START DATA FOR THE TASK

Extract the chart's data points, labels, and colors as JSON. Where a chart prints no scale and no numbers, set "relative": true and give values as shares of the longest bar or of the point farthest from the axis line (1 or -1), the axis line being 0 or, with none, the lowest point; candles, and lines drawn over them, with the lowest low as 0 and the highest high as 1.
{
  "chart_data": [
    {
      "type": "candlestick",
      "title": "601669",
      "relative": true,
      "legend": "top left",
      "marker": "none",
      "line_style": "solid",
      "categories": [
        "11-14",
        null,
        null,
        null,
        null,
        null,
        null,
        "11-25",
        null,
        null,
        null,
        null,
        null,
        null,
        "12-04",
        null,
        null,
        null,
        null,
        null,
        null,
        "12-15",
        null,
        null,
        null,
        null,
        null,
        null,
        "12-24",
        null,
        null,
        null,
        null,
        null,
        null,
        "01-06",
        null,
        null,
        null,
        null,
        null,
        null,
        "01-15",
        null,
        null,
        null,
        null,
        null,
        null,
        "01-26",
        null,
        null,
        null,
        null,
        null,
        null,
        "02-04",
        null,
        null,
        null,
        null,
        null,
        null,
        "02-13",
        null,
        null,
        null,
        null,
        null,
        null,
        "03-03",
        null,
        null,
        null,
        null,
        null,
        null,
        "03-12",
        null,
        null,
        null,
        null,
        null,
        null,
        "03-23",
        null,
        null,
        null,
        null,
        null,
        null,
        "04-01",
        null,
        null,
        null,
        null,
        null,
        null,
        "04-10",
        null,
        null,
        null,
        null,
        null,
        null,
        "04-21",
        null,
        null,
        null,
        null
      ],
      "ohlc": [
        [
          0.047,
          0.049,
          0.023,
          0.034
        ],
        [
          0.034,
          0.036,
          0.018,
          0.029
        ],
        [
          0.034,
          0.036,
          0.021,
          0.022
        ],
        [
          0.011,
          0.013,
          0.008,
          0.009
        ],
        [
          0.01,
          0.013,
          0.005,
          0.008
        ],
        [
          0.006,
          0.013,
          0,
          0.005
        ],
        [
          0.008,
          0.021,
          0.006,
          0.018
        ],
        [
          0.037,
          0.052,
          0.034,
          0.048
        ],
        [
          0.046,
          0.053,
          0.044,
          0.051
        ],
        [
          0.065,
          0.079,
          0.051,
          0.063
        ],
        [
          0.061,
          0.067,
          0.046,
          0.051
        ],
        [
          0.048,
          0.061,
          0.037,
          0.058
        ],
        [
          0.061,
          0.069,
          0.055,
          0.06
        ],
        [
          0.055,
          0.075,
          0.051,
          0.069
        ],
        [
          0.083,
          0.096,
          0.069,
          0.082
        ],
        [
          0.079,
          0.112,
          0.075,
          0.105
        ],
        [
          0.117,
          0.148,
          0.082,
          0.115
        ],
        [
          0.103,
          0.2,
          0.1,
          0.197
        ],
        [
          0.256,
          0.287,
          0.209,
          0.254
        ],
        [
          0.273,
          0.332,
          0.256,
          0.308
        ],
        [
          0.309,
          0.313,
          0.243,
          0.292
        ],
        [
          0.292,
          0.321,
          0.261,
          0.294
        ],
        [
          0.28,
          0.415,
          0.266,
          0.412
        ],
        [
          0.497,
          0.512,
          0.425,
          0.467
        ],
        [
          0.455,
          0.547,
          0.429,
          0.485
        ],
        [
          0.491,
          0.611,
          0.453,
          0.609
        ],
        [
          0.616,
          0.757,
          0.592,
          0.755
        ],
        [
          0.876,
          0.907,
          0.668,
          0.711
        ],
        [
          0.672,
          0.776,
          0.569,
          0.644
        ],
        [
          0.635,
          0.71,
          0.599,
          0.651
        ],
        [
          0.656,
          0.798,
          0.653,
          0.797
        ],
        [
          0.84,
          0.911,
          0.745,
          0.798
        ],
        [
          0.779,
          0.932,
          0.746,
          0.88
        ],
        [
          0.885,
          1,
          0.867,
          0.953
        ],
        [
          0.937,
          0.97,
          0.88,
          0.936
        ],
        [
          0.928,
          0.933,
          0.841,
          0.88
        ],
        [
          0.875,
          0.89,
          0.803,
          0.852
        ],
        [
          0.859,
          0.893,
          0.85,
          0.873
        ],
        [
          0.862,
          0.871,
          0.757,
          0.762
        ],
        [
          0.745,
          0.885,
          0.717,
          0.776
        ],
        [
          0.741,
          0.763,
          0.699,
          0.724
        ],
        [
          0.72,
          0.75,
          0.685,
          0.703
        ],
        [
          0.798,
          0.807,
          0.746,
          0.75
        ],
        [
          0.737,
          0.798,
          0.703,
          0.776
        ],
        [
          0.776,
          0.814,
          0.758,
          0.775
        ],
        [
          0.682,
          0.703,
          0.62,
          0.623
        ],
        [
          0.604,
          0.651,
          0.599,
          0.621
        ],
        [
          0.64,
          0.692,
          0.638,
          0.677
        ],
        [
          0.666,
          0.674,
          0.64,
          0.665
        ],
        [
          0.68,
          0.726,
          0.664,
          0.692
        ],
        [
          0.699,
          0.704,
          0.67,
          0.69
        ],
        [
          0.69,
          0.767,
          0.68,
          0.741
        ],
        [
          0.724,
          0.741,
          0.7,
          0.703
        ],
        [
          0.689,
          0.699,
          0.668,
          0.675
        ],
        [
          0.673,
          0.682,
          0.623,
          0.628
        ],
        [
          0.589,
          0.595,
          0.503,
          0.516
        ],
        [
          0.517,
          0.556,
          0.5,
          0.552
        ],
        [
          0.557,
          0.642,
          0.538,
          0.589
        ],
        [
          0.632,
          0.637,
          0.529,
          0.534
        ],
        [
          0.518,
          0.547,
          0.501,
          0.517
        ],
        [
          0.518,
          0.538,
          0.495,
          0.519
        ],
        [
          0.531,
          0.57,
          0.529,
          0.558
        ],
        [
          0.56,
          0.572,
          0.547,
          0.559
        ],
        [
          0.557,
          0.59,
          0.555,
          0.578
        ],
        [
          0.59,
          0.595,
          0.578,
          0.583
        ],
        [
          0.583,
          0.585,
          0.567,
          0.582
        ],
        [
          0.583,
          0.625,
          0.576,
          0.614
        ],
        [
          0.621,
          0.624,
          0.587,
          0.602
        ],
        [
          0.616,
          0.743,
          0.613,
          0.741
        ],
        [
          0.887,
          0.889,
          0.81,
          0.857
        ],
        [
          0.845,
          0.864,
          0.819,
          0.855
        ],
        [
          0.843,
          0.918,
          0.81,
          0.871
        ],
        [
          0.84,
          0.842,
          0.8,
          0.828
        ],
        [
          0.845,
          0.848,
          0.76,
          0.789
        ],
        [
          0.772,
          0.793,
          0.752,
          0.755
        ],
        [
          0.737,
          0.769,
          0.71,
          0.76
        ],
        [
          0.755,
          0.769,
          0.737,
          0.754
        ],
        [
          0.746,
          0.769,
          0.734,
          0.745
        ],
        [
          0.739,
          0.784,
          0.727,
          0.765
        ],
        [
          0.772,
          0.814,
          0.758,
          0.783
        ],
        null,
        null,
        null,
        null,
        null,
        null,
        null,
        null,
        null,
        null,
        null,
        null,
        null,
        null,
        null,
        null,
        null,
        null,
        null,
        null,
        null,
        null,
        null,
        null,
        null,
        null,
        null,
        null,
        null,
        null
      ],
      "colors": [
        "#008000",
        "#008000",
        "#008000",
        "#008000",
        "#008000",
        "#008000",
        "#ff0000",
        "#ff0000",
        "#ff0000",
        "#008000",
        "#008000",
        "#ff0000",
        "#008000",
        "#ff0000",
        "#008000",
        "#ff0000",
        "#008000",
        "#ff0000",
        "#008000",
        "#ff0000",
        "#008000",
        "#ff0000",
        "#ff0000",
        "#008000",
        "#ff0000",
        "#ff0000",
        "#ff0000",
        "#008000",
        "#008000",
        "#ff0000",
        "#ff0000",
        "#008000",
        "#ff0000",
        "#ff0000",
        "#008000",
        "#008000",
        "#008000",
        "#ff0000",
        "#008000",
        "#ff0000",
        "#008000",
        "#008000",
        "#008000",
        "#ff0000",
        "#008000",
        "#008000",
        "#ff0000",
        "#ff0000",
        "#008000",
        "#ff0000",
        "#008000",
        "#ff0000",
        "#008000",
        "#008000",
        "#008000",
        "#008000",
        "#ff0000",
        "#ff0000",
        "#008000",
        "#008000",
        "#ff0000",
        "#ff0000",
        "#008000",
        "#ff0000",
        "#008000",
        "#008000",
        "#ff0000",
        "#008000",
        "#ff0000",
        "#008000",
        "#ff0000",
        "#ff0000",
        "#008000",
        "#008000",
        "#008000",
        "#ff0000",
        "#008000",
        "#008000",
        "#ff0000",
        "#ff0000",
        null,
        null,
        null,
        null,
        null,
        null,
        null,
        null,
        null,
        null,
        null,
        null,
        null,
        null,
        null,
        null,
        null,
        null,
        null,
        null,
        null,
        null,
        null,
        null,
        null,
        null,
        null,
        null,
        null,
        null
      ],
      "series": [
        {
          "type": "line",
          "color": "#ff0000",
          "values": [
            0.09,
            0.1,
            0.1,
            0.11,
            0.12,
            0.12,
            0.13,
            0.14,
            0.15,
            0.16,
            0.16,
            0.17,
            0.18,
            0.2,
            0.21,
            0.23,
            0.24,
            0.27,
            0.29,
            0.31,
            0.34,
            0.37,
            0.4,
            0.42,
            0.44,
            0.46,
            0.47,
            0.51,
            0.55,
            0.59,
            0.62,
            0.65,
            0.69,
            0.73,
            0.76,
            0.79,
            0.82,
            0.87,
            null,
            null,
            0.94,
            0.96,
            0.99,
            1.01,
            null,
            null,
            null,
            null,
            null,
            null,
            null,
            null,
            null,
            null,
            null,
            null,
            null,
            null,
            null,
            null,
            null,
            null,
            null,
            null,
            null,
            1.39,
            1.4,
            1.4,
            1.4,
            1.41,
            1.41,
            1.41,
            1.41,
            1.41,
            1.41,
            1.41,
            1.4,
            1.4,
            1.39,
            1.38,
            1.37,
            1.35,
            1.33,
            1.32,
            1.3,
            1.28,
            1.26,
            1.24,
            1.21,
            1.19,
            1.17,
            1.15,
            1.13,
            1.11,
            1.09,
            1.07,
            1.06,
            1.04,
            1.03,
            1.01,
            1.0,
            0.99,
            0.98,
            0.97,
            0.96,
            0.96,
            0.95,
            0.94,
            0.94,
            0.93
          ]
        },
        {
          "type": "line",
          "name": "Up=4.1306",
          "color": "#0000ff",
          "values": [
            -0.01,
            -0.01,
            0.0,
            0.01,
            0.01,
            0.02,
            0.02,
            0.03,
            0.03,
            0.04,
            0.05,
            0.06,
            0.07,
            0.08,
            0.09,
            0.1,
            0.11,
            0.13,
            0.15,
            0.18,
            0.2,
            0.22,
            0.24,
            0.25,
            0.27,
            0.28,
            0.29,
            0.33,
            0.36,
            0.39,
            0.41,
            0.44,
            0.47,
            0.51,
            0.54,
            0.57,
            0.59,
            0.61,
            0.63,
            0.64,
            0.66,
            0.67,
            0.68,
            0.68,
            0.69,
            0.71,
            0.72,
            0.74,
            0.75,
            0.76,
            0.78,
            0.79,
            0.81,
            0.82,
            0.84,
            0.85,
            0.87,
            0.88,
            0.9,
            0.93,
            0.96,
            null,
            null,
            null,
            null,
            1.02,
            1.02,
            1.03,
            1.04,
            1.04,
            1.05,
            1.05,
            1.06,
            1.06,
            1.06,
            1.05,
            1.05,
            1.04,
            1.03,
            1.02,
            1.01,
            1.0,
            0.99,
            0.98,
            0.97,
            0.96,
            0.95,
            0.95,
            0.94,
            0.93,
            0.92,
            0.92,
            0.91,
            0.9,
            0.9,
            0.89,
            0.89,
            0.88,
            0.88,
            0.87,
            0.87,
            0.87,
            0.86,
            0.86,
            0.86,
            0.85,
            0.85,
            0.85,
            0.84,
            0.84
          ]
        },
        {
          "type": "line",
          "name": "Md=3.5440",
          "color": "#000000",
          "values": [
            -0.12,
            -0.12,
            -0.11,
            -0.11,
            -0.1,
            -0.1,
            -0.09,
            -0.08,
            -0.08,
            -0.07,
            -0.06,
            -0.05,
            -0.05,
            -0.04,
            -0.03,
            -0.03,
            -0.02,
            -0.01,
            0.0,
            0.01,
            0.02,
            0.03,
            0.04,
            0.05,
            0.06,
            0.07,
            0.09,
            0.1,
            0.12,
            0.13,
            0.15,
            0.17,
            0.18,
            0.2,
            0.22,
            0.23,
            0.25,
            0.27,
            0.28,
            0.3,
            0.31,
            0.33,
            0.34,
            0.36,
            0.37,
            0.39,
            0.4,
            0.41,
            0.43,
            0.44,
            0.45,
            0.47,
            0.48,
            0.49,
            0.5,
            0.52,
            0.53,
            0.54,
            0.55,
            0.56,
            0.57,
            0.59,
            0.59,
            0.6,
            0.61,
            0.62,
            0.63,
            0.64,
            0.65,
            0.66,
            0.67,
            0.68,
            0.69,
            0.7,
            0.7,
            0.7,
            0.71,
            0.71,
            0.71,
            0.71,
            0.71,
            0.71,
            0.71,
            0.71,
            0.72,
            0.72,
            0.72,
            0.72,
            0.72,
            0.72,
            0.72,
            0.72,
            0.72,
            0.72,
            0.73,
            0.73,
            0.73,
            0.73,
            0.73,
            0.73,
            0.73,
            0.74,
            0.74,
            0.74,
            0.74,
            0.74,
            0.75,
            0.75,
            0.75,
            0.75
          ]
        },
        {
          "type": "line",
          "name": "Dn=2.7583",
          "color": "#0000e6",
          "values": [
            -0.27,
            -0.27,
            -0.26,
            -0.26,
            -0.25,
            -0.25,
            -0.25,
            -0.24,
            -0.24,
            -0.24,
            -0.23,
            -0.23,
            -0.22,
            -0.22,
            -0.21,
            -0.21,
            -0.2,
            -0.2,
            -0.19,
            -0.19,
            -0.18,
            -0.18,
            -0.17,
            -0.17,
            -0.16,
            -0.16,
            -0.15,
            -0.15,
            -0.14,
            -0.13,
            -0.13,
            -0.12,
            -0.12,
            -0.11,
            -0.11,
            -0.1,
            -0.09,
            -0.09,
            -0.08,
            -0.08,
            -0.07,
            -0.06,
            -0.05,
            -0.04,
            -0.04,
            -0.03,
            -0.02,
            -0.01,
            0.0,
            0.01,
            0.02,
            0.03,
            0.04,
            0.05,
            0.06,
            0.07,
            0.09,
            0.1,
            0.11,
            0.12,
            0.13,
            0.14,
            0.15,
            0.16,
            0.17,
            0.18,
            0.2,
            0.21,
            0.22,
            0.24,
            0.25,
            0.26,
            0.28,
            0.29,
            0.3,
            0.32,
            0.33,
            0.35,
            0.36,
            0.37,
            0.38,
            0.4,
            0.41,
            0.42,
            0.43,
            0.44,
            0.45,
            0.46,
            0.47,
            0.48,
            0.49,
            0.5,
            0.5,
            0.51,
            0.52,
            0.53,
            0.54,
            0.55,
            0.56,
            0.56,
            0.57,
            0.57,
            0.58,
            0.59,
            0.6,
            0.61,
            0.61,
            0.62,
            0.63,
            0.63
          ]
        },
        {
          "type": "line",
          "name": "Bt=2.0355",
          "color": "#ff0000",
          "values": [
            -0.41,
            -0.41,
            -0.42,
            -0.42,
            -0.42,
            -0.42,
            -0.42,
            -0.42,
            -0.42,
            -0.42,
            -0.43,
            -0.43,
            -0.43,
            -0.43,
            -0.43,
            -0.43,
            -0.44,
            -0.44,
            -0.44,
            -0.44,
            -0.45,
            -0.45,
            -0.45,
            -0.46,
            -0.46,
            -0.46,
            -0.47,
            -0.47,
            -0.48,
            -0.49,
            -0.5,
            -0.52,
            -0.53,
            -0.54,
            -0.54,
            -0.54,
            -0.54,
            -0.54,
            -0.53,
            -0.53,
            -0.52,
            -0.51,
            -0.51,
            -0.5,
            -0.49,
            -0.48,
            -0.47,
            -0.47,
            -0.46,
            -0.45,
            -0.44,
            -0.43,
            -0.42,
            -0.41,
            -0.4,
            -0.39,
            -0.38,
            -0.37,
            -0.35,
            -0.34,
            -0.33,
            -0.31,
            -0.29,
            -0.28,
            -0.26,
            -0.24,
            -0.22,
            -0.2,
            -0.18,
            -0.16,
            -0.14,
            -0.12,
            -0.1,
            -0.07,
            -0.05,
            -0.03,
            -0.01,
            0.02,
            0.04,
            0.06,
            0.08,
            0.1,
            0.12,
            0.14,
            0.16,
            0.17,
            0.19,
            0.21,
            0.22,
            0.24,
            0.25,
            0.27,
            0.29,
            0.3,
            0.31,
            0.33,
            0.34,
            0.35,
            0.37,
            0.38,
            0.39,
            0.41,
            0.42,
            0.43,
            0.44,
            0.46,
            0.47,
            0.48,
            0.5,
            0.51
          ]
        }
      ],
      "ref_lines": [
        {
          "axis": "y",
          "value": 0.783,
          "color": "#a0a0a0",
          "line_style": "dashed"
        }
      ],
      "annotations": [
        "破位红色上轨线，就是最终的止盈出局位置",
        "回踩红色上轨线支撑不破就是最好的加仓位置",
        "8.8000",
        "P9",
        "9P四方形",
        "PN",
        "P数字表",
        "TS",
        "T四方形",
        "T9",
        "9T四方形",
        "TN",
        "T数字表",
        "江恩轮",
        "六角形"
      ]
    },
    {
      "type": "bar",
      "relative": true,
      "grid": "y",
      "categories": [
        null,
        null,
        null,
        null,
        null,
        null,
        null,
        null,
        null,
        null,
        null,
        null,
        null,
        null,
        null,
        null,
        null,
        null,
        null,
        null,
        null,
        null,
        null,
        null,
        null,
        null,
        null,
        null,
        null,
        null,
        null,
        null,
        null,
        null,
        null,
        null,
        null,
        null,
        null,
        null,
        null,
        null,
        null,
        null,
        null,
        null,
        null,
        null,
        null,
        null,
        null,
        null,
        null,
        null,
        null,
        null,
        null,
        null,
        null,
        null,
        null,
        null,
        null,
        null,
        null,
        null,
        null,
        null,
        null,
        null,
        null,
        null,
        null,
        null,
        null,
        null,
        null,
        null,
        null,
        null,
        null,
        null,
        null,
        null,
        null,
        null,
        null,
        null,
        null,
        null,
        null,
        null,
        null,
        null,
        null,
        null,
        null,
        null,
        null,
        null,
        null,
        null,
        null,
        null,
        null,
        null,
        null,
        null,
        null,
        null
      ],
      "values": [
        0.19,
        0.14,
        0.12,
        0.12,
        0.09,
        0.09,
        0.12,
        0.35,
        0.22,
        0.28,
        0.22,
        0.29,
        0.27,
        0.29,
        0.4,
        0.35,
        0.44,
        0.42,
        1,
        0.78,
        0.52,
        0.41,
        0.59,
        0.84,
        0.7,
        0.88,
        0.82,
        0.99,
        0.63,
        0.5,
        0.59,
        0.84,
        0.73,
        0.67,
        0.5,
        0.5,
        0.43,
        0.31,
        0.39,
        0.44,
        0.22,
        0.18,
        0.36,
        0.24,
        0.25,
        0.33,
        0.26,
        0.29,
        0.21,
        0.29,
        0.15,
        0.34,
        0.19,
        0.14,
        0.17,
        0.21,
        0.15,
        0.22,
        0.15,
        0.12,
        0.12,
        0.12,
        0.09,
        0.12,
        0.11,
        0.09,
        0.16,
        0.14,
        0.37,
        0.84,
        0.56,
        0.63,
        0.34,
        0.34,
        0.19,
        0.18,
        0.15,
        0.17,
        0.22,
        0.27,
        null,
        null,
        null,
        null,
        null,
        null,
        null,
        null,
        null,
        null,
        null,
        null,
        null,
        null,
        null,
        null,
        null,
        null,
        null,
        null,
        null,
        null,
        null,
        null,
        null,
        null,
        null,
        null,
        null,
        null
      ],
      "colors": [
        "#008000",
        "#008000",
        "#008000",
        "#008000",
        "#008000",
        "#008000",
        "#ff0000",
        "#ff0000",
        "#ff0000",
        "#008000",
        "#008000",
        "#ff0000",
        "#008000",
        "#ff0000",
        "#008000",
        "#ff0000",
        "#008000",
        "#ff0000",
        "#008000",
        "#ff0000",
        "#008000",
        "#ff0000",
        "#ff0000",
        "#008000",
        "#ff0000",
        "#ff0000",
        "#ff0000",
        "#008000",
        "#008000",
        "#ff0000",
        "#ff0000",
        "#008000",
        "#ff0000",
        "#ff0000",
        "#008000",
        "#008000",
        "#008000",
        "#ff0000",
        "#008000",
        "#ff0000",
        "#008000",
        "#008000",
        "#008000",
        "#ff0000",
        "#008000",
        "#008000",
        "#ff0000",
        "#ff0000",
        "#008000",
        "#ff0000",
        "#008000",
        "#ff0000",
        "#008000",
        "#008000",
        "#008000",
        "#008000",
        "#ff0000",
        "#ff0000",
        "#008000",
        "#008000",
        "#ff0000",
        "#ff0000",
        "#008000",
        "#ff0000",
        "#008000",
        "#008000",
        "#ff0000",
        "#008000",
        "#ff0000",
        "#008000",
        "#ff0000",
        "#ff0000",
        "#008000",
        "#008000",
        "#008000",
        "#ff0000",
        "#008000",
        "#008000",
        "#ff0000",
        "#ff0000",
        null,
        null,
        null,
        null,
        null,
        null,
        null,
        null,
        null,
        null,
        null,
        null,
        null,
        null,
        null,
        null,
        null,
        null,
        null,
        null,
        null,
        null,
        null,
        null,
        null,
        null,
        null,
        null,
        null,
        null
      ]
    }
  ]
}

END DATA FOR THE TASK

GOAL —
Going through the entries above line by line, work out how many lines include the word "axis". Only the number is required.

ANSWER TO THIS PROBLEM —
2